═════ Given data ═════

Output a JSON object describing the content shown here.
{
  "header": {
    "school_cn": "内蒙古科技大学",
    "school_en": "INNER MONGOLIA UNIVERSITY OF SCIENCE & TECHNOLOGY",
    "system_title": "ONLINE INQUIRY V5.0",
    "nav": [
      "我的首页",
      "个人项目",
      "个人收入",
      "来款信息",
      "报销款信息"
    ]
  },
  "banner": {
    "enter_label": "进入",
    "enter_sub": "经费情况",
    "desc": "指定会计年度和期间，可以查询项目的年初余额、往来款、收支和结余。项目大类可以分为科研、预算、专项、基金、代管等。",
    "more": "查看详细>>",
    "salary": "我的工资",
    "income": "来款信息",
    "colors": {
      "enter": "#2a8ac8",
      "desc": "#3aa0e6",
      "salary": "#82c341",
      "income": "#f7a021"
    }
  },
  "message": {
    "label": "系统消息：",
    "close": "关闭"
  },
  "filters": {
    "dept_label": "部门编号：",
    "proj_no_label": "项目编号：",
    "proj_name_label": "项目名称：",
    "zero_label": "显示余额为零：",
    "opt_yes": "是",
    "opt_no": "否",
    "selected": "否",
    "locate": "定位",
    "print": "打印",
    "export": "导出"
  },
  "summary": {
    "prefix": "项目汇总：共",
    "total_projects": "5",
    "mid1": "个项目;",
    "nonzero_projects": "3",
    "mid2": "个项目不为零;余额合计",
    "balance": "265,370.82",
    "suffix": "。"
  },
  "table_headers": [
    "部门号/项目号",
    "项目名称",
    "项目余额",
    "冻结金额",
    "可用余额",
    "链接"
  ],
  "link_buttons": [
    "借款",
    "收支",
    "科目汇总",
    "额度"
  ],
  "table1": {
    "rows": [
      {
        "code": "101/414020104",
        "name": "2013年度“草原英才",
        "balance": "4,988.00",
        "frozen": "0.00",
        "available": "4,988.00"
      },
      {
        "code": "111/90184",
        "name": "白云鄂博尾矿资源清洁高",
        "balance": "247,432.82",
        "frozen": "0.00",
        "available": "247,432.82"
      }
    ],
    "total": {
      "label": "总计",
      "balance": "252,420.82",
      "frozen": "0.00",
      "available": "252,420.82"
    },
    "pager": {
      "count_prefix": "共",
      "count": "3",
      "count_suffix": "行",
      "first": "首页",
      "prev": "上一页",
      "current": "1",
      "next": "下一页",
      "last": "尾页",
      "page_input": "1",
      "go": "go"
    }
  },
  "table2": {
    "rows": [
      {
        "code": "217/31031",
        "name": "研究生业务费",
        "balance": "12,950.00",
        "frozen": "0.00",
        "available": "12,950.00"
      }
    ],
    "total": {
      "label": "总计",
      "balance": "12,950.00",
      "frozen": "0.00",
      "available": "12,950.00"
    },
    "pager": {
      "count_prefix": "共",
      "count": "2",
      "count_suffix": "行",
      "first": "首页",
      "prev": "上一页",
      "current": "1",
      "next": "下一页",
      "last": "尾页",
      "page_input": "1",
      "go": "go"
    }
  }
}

═════

Please return the data above exactly as given.

-- Answer for this exercise --
Output a JSON object describing the content shown here.
{
  "header": {
    "school_cn": "内蒙古科技大学",
    "school_en": "INNER MONGOLIA UNIVERSITY OF SCIENCE & TECHNOLOGY",
    "system_title": "ONLINE INQUIRY V5.0",
    "nav": [
      "我的首页",
      "个人项目",
      "个人收入",
      "来款信息",
      "报销款信息"
    ]
  },
  "banner": {
    "enter_label": "进入",
    "enter_sub": "经费情况",
    "desc": "指定会计年度和期间，可以查询项目的年初余额、往来款、收支和结余。项目大类可以分为科研、预算、专项、基金、代管等。",
    "more": "查看详细>>",
    "salary": "我的工资",
    "income": "来款信息",
    "colors": {
      "enter": "#2a8ac8",
      "desc": "#3aa0e6",
      "salary": "#82c341",
      "income": "#f7a021"
    }
  },
  "message": {
    "label": "系统消息：",
    "close": "关闭"
  },
  "filters": {
    "dept_label": "部门编号：",
    "proj_no_label": "项目编号：",
    "proj_name_label": "项目名称：",
    "zero_label": "显示余额为零：",
    "opt_yes": "是",
    "opt_no": "否",
    "selected": "否",
    "locate": "定位",
    "print": "打印",
    "export": "导出"
  },
  "summary": {
    "prefix": "项目汇总：共",
    "total_projects": "5",
    "mid1": "个项目;",
    "nonzero_projects": "3",
    "mid2": "个项目不为零;余额合计",
    "balance": "265,370.82",
    "suffix": "。"
  },
  "table_headers": [
    "部门号/项目号",
    "项目名称",
    "项目余额",
    "冻结金额",
    "可用余额",
    "链接"
  ],
  "link_buttons": [
    "借款",
    "收支",
    "科目汇总",
    "额度"
  ],
  "table1": {
    "rows": [
      {
        "code": "101/414020104",
        "name": "2013年度“草原英才",
        "balance": "4,988.00",
        "frozen": "0.00",
        "available": "4,988.00"
      },
      {
        "code": "111/90184",
        "name": "白云鄂博尾矿资源清洁高",
        "balance": "247,432.82",
        "frozen": "0.00",
        "available": "247,432.82"
      }
    ],
    "total": {
      "label": "总计",
      "balance": "252,420.82",
      "frozen": "0.00",
      "available": "252,420.82"
    },
    "pager": {
      "count_prefix": "共",
      "count": "3",
      "count_suffix": "行",
      "first": "首页",
      "prev": "上一页",
      "current": "1",
      "next": "下一页",
      "last": "尾页",
      "page_input": "1",
      "go": "go"
    }
  },
  "table2": {
    "rows": [
      {
        "code": "217/31031",
        "name": "研究生业务费",
        "balance": "12,950.00",
        "frozen": "0.00",
        "available": "12,950.00"
      }
    ],
    "total": {
      "label": "总计",
      "balance": "12,950.00",
      "frozen": "0.00",
      "available": "12,950.00"
    },
    "pager": {
      "count_prefix": "共",
      "count": "2",
      "count_suffix": "行",
      "first": "首页",
      "prev": "上一页",
      "current": "1",
      "next": "下一页",
      "last": "尾页",
      "page_input": "1",
      "go": "go"
    }
  }
}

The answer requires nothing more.